## What to do
Wherever a picture sits, omit it. Output the rest of the listing exactly.
---+---
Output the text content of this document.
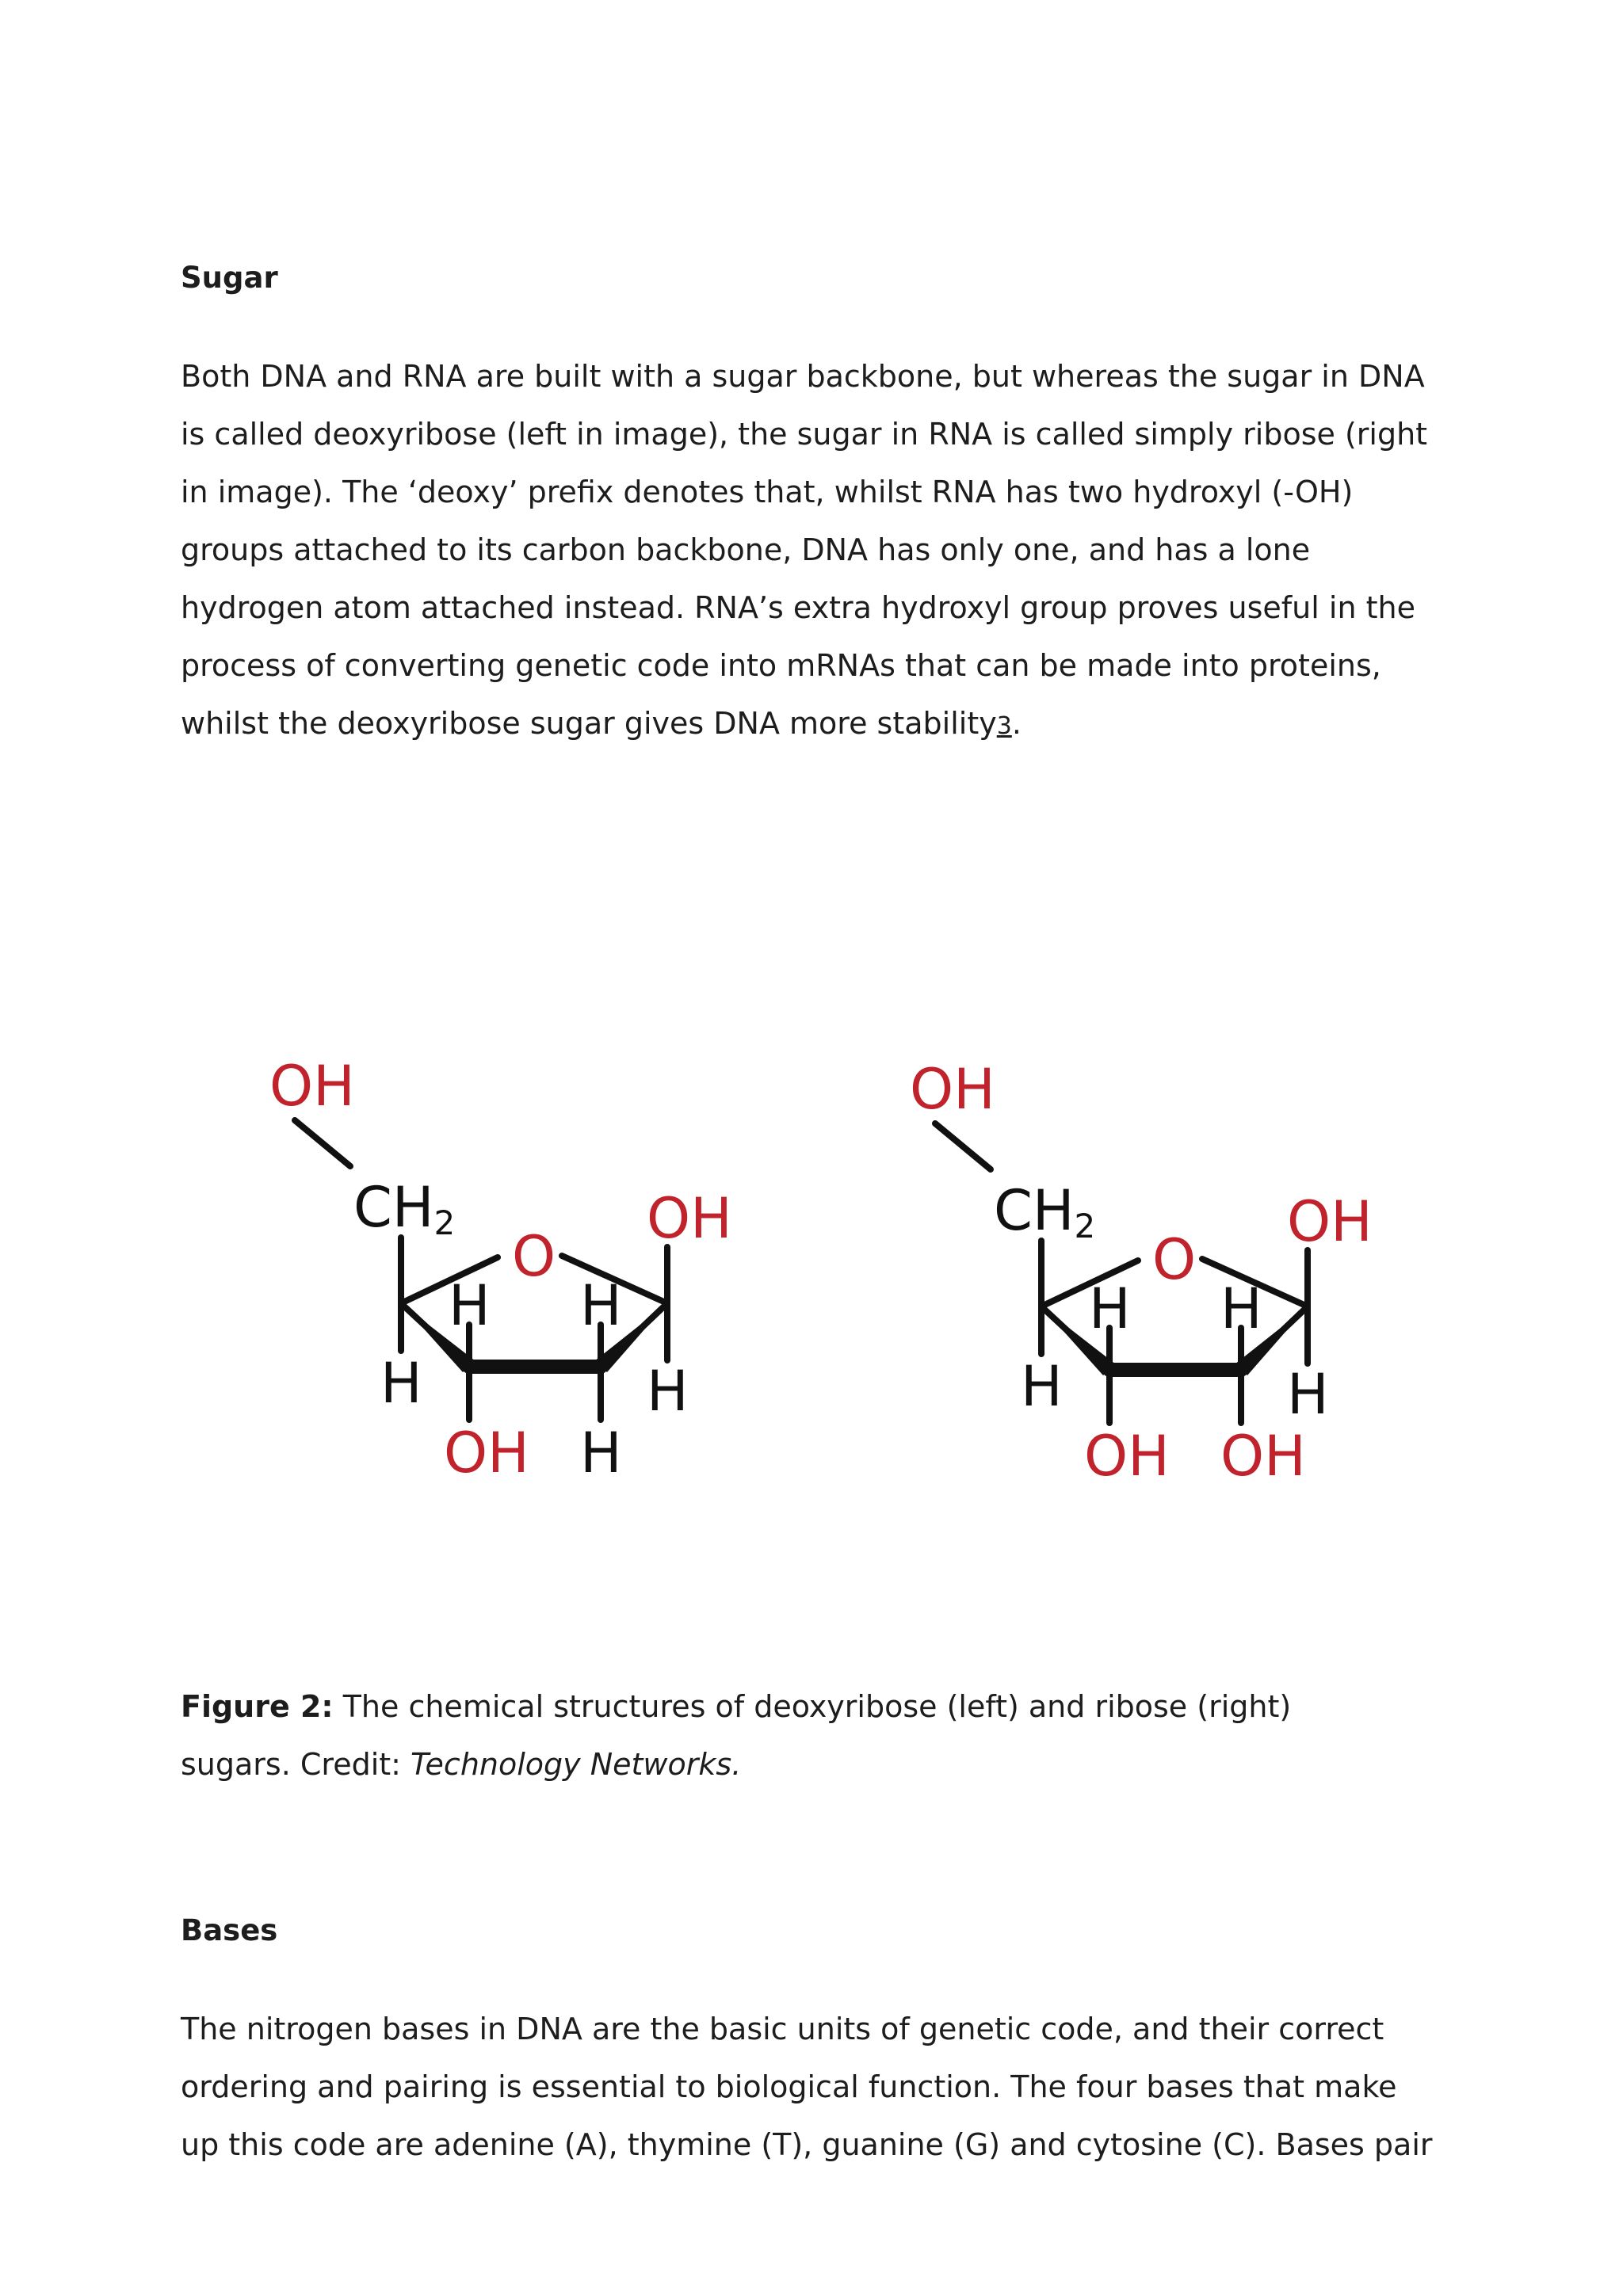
Sugar

Both DNA and RNA are built with a sugar backbone, but whereas the sugar in DNA

is called deoxyribose (left in image), the sugar in RNA is called simply ribose (right

in image). The ‘deoxy’ prefix denotes that, whilst RNA has two hydroxyl (-OH)

groups attached to its carbon backbone, DNA has only one, and has a lone

hydrogen atom attached instead. RNA’s extra hydroxyl group proves useful in the

process of converting genetic code into mRNAs that can be made into proteins,

whilst the deoxyribose sugar gives DNA more stability3.

OH
CH2
O
OH
H
H H
H
OH H
OH
CH2
O
OH
H
H H
H
OH OH

Figure 2: The chemical structures of deoxyribose (left) and ribose (right)

sugars. Credit: Technology Networks.

Bases

The nitrogen bases in DNA are the basic units of genetic code, and their correct

ordering and pairing is essential to biological function. The four bases that make

up this code are adenine (A), thymine (T), guanine (G) and cytosine (C). Bases pair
---+---
## Response to this exercise
Output the text content of this document.
Sugar

Both DNA and RNA are built with a sugar backbone, but whereas the sugar in DNA

is called deoxyribose (left in image), the sugar in RNA is called simply ribose (right

in image). The ‘deoxy’ prefix denotes that, whilst RNA has two hydroxyl (-OH)

groups attached to its carbon backbone, DNA has only one, and has a lone

hydrogen atom attached instead. RNA’s extra hydroxyl group proves useful in the

process of converting genetic code into mRNAs that can be made into proteins,

whilst the deoxyribose sugar gives DNA more stability3.

OH
CH2
O
OH
H
H H
H
OH H
OH
CH2
O
OH
H
H H
H
OH OH

Figure 2: The chemical structures of deoxyribose (left) and ribose (right)

sugars. Credit: Technology Networks.

Bases

The nitrogen bases in DNA are the basic units of genetic code, and their correct

ordering and pairing is essential to biological function. The four bases that make

up this code are adenine (A), thymine (T), guanine (G) and cytosine (C). Bases pair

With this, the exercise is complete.